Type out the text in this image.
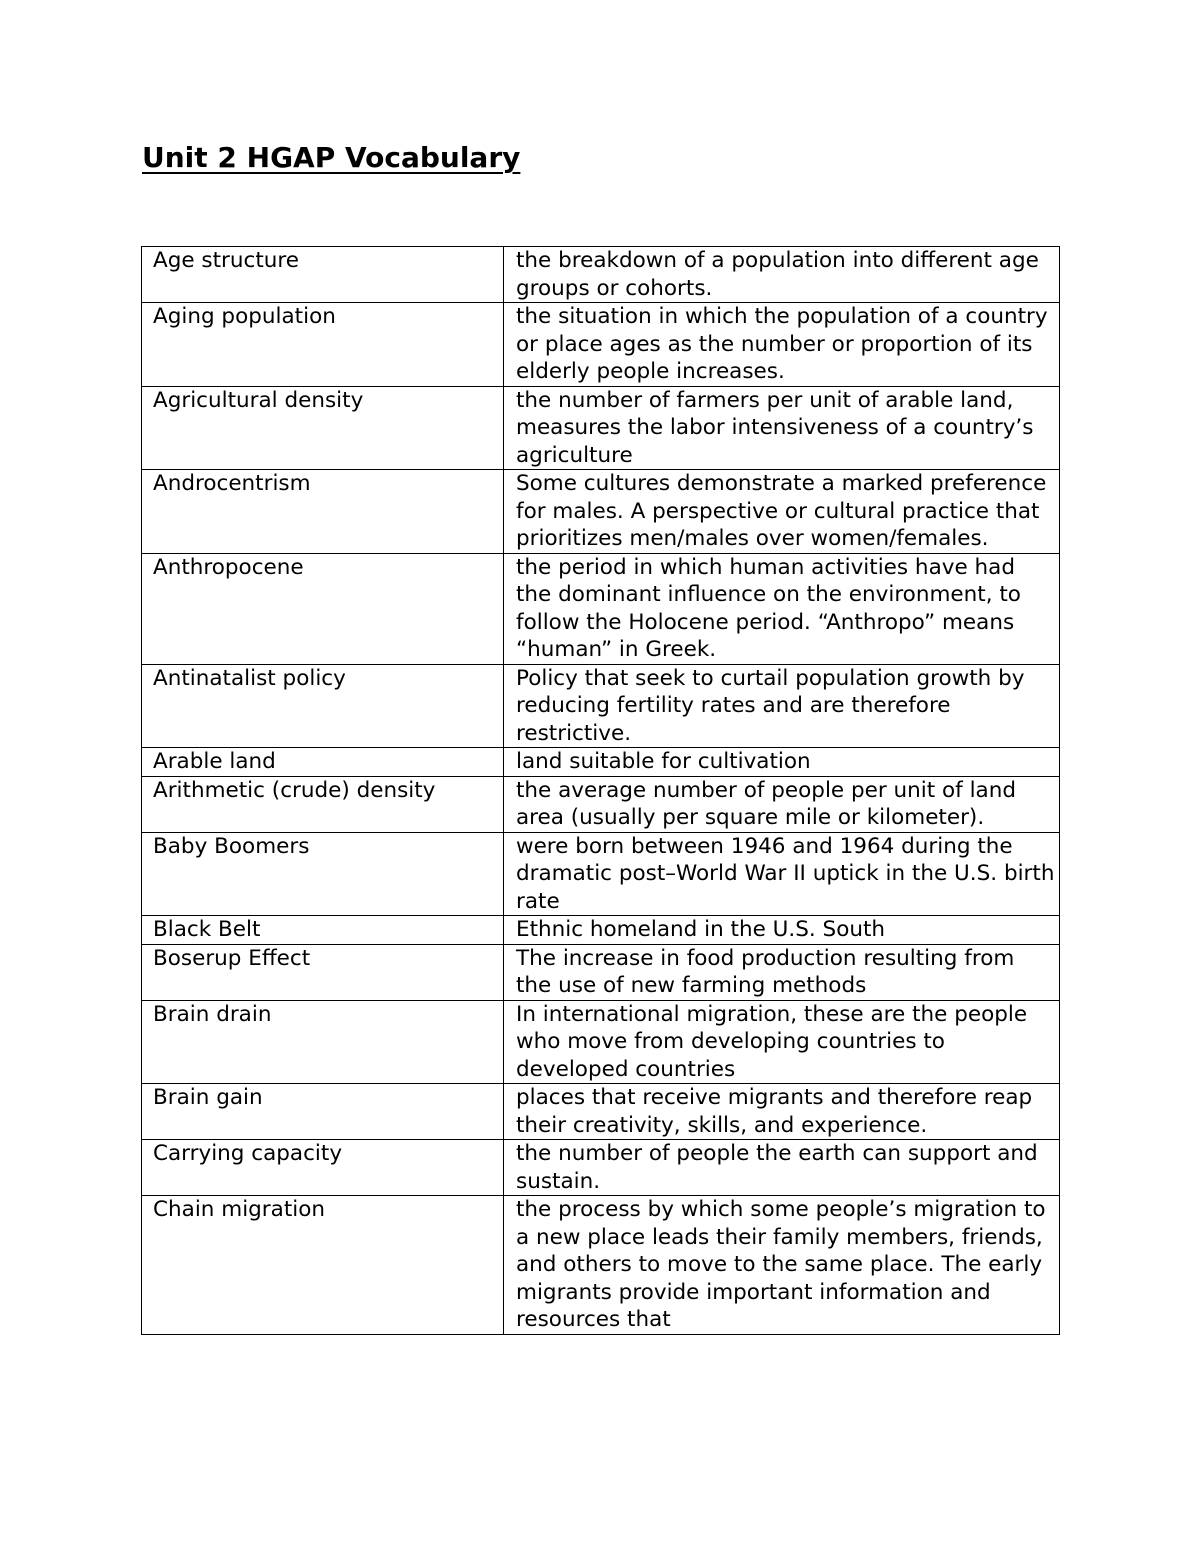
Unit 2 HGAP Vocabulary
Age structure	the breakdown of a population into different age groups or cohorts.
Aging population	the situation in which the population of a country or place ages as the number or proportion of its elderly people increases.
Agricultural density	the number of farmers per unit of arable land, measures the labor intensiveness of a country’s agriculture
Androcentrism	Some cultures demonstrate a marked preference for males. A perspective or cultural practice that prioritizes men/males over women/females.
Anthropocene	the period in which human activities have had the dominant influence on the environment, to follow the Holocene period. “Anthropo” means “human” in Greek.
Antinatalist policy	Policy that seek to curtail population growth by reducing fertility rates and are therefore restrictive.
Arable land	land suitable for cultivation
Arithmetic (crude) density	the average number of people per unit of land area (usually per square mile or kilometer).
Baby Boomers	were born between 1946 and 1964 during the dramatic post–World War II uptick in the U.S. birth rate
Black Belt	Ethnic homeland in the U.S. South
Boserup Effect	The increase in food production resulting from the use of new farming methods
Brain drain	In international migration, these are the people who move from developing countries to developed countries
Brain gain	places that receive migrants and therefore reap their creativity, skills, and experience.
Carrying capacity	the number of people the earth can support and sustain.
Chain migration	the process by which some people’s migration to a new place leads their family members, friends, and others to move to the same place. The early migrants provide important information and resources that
· · · · ·
What is asked → In the listing above, find each line with the word "therefore" and copy it.

Task answer →
Antinatalist policy	Policy that seek to curtail population growth by reducing fertility rates and are therefore restrictive.
Brain gain	places that receive migrants and therefore reap their creativity, skills, and experience.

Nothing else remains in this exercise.